Task instructions —
Without any pictures, copy the records below once more, exactly as they are.

Material provided —
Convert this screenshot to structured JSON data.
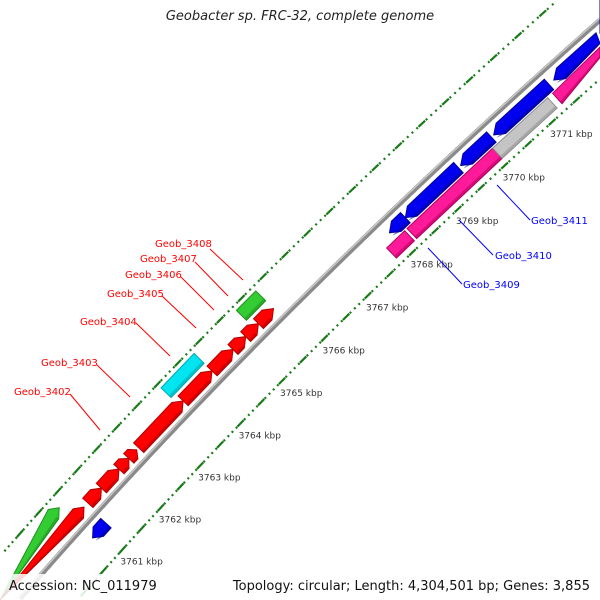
{
  "title": "Geobacter sp. FRC-32, complete genome",
  "footer": {
    "accession": "Accession: NC_011979",
    "summary": "Topology: circular; Length: 4,304,501 bp; Genes: 3,855"
  },
  "colors": {
    "backbone": "#8a8a8a",
    "ticks": "#1a7a1a",
    "forward_label": "#ff0000",
    "reverse_label": "#0000ff",
    "red": "#ff0000",
    "green": "#33cc33",
    "cyan": "#00e5f0",
    "blue": "#0000ee",
    "pink": "#ff1a99",
    "grey": "#c4c4c4"
  },
  "ticks": [
    {
      "kbp": 3761,
      "label": "3761 kbp"
    },
    {
      "kbp": 3762,
      "label": "3762 kbp"
    },
    {
      "kbp": 3763,
      "label": "3763 kbp"
    },
    {
      "kbp": 3764,
      "label": "3764 kbp"
    },
    {
      "kbp": 3765,
      "label": "3765 kbp"
    },
    {
      "kbp": 3766,
      "label": "3766 kbp"
    },
    {
      "kbp": 3767,
      "label": "3767 kbp"
    },
    {
      "kbp": 3768,
      "label": "3768 kbp"
    },
    {
      "kbp": 3769,
      "label": "3769 kbp"
    },
    {
      "kbp": 3770,
      "label": "3770 kbp"
    },
    {
      "kbp": 3771,
      "label": "3771 kbp"
    }
  ],
  "genes": [
    {
      "start": 3758.5,
      "end": 3760.8,
      "lane": "outer-forward",
      "strand": "+",
      "color": "green"
    },
    {
      "start": 3758.5,
      "end": 3761.1,
      "lane": "inner-forward",
      "strand": "+",
      "color": "red"
    },
    {
      "start": 3761.2,
      "end": 3761.55,
      "lane": "inner-forward",
      "strand": "+",
      "color": "red"
    },
    {
      "start": 3761.55,
      "end": 3762.0,
      "lane": "inner-forward",
      "strand": "+",
      "color": "red"
    },
    {
      "start": 3762.0,
      "end": 3762.25,
      "lane": "inner-forward",
      "strand": "+",
      "color": "red"
    },
    {
      "start": 3762.25,
      "end": 3762.45,
      "lane": "inner-forward",
      "strand": "+",
      "color": "red"
    },
    {
      "start": 3762.5,
      "end": 3763.6,
      "lane": "inner-forward",
      "strand": "+",
      "color": "red"
    },
    {
      "start": 3763.6,
      "end": 3764.3,
      "lane": "inner-forward",
      "strand": "+",
      "color": "red"
    },
    {
      "start": 3764.3,
      "end": 3764.8,
      "lane": "inner-forward",
      "strand": "+",
      "color": "red"
    },
    {
      "start": 3764.8,
      "end": 3765.1,
      "lane": "inner-forward",
      "strand": "+",
      "color": "red"
    },
    {
      "start": 3765.1,
      "end": 3765.4,
      "lane": "inner-forward",
      "strand": "+",
      "color": "red"
    },
    {
      "start": 3765.4,
      "end": 3765.75,
      "lane": "inner-forward",
      "strand": "+",
      "color": "red"
    },
    {
      "start": 3763.5,
      "end": 3764.3,
      "lane": "outer-forward",
      "strand": "",
      "color": "cyan"
    },
    {
      "start": 3765.3,
      "end": 3765.75,
      "lane": "outer-forward",
      "strand": "",
      "color": "green"
    },
    {
      "start": 3760.8,
      "end": 3761.15,
      "lane": "inner-reverse",
      "strand": "-",
      "color": "blue"
    },
    {
      "start": 3767.95,
      "end": 3768.3,
      "lane": "inner-reverse",
      "strand": "-",
      "color": "blue"
    },
    {
      "start": 3768.3,
      "end": 3769.45,
      "lane": "inner-reverse",
      "strand": "-",
      "color": "blue"
    },
    {
      "start": 3769.5,
      "end": 3770.15,
      "lane": "inner-reverse",
      "strand": "-",
      "color": "blue"
    },
    {
      "start": 3770.2,
      "end": 3771.35,
      "lane": "inner-reverse",
      "strand": "-",
      "color": "blue"
    },
    {
      "start": 3771.45,
      "end": 3772.4,
      "lane": "inner-reverse",
      "strand": "-",
      "color": "blue"
    },
    {
      "start": 3772.5,
      "end": 3773.4,
      "lane": "inner-reverse",
      "strand": "-",
      "color": "blue"
    },
    {
      "start": 3767.75,
      "end": 3768.15,
      "lane": "outer-reverse",
      "strand": "",
      "color": "pink"
    },
    {
      "start": 3768.2,
      "end": 3770.05,
      "lane": "outer-reverse",
      "strand": "",
      "color": "pink"
    },
    {
      "start": 3770.05,
      "end": 3771.2,
      "lane": "outer-reverse",
      "strand": "",
      "color": "grey"
    },
    {
      "start": 3771.3,
      "end": 3772.35,
      "lane": "outer-reverse",
      "strand": "",
      "color": "pink"
    }
  ],
  "labels": [
    {
      "text": "Geob_3402",
      "strand": "+"
    },
    {
      "text": "Geob_3403",
      "strand": "+"
    },
    {
      "text": "Geob_3404",
      "strand": "+"
    },
    {
      "text": "Geob_3405",
      "strand": "+"
    },
    {
      "text": "Geob_3406",
      "strand": "+"
    },
    {
      "text": "Geob_3407",
      "strand": "+"
    },
    {
      "text": "Geob_3408",
      "strand": "+"
    },
    {
      "text": "Geob_3409",
      "strand": "-"
    },
    {
      "text": "Geob_3410",
      "strand": "-"
    },
    {
      "text": "Geob_3411",
      "strand": "-"
    }
  ]
}
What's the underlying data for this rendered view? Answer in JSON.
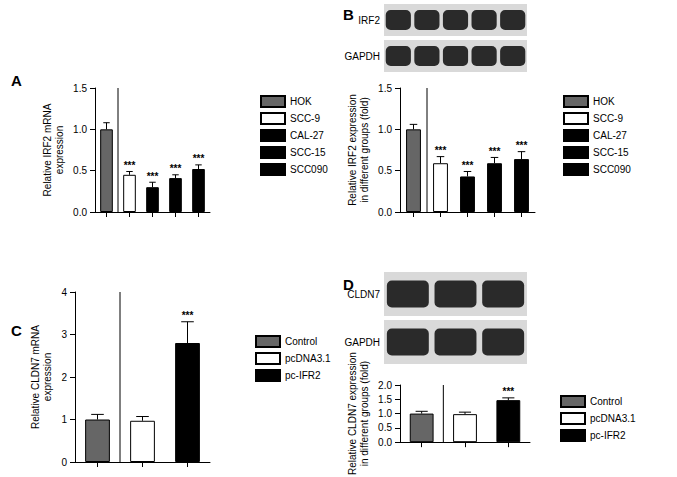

Completed exercise —
Convert this screenshot to structured JSON data.
{
  "title": "Geobacter sp. FRC-32, complete genome",
  "footer": {
    "accession": "Accession: NC_011979",
    "summary": "Topology: circular; Length: 4,304,501 bp; Genes: 3,855"
  },
  "colors": {
    "backbone": "#8a8a8a",
    "ticks": "#1a7a1a",
    "forward_label": "#ff0000",
    "reverse_label": "#0000ff",
    "red": "#ff0000",
    "green": "#33cc33",
    "cyan": "#00e5f0",
    "blue": "#0000ee",
    "pink": "#ff1a99",
    "grey": "#c4c4c4"
  },
  "ticks": [
    {
      "kbp": 3761,
      "label": "3761 kbp"
    },
    {
      "kbp": 3762,
      "label": "3762 kbp"
    },
    {
      "kbp": 3763,
      "label": "3763 kbp"
    },
    {
      "kbp": 3764,
      "label": "3764 kbp"
    },
    {
      "kbp": 3765,
      "label": "3765 kbp"
    },
    {
      "kbp": 3766,
      "label": "3766 kbp"
    },
    {
      "kbp": 3767,
      "label": "3767 kbp"
    },
    {
      "kbp": 3768,
      "label": "3768 kbp"
    },
    {
      "kbp": 3769,
      "label": "3769 kbp"
    },
    {
      "kbp": 3770,
      "label": "3770 kbp"
    },
    {
      "kbp": 3771,
      "label": "3771 kbp"
    }
  ],
  "genes": [
    {
      "start": 3758.5,
      "end": 3760.8,
      "lane": "outer-forward",
      "strand": "+",
      "color": "green"
    },
    {
      "start": 3758.5,
      "end": 3761.1,
      "lane": "inner-forward",
      "strand": "+",
      "color": "red"
    },
    {
      "start": 3761.2,
      "end": 3761.55,
      "lane": "inner-forward",
      "strand": "+",
      "color": "red"
    },
    {
      "start": 3761.55,
      "end": 3762.0,
      "lane": "inner-forward",
      "strand": "+",
      "color": "red"
    },
    {
      "start": 3762.0,
      "end": 3762.25,
      "lane": "inner-forward",
      "strand": "+",
      "color": "red"
    },
    {
      "start": 3762.25,
      "end": 3762.45,
      "lane": "inner-forward",
      "strand": "+",
      "color": "red"
    },
    {
      "start": 3762.5,
      "end": 3763.6,
      "lane": "inner-forward",
      "strand": "+",
      "color": "red"
    },
    {
      "start": 3763.6,
      "end": 3764.3,
      "lane": "inner-forward",
      "strand": "+",
      "color": "red"
    },
    {
      "start": 3764.3,
      "end": 3764.8,
      "lane": "inner-forward",
      "strand": "+",
      "color": "red"
    },
    {
      "start": 3764.8,
      "end": 3765.1,
      "lane": "inner-forward",
      "strand": "+",
      "color": "red"
    },
    {
      "start": 3765.1,
      "end": 3765.4,
      "lane": "inner-forward",
      "strand": "+",
      "color": "red"
    },
    {
      "start": 3765.4,
      "end": 3765.75,
      "lane": "inner-forward",
      "strand": "+",
      "color": "red"
    },
    {
      "start": 3763.5,
      "end": 3764.3,
      "lane": "outer-forward",
      "strand": "",
      "color": "cyan"
    },
    {
      "start": 3765.3,
      "end": 3765.75,
      "lane": "outer-forward",
      "strand": "",
      "color": "green"
    },
    {
      "start": 3760.8,
      "end": 3761.15,
      "lane": "inner-reverse",
      "strand": "-",
      "color": "blue"
    },
    {
      "start": 3767.95,
      "end": 3768.3,
      "lane": "inner-reverse",
      "strand": "-",
      "color": "blue"
    },
    {
      "start": 3768.3,
      "end": 3769.45,
      "lane": "inner-reverse",
      "strand": "-",
      "color": "blue"
    },
    {
      "start": 3769.5,
      "end": 3770.15,
      "lane": "inner-reverse",
      "strand": "-",
      "color": "blue"
    },
    {
      "start": 3770.2,
      "end": 3771.35,
      "lane": "inner-reverse",
      "strand": "-",
      "color": "blue"
    },
    {
      "start": 3771.45,
      "end": 3772.4,
      "lane": "inner-reverse",
      "strand": "-",
      "color": "blue"
    },
    {
      "start": 3772.5,
      "end": 3773.4,
      "lane": "inner-reverse",
      "strand": "-",
      "color": "blue"
    },
    {
      "start": 3767.75,
      "end": 3768.15,
      "lane": "outer-reverse",
      "strand": "",
      "color": "pink"
    },
    {
      "start": 3768.2,
      "end": 3770.05,
      "lane": "outer-reverse",
      "strand": "",
      "color": "pink"
    },
    {
      "start": 3770.05,
      "end": 3771.2,
      "lane": "outer-reverse",
      "strand": "",
      "color": "grey"
    },
    {
      "start": 3771.3,
      "end": 3772.35,
      "lane": "outer-reverse",
      "strand": "",
      "color": "pink"
    }
  ],
  "labels": [
    {
      "text": "Geob_3402",
      "strand": "+"
    },
    {
      "text": "Geob_3403",
      "strand": "+"
    },
    {
      "text": "Geob_3404",
      "strand": "+"
    },
    {
      "text": "Geob_3405",
      "strand": "+"
    },
    {
      "text": "Geob_3406",
      "strand": "+"
    },
    {
      "text": "Geob_3407",
      "strand": "+"
    },
    {
      "text": "Geob_3408",
      "strand": "+"
    },
    {
      "text": "Geob_3409",
      "strand": "-"
    },
    {
      "text": "Geob_3410",
      "strand": "-"
    },
    {
      "text": "Geob_3411",
      "strand": "-"
    }
  ]
}
What's the underlying data for this rendered view? Answer in JSON.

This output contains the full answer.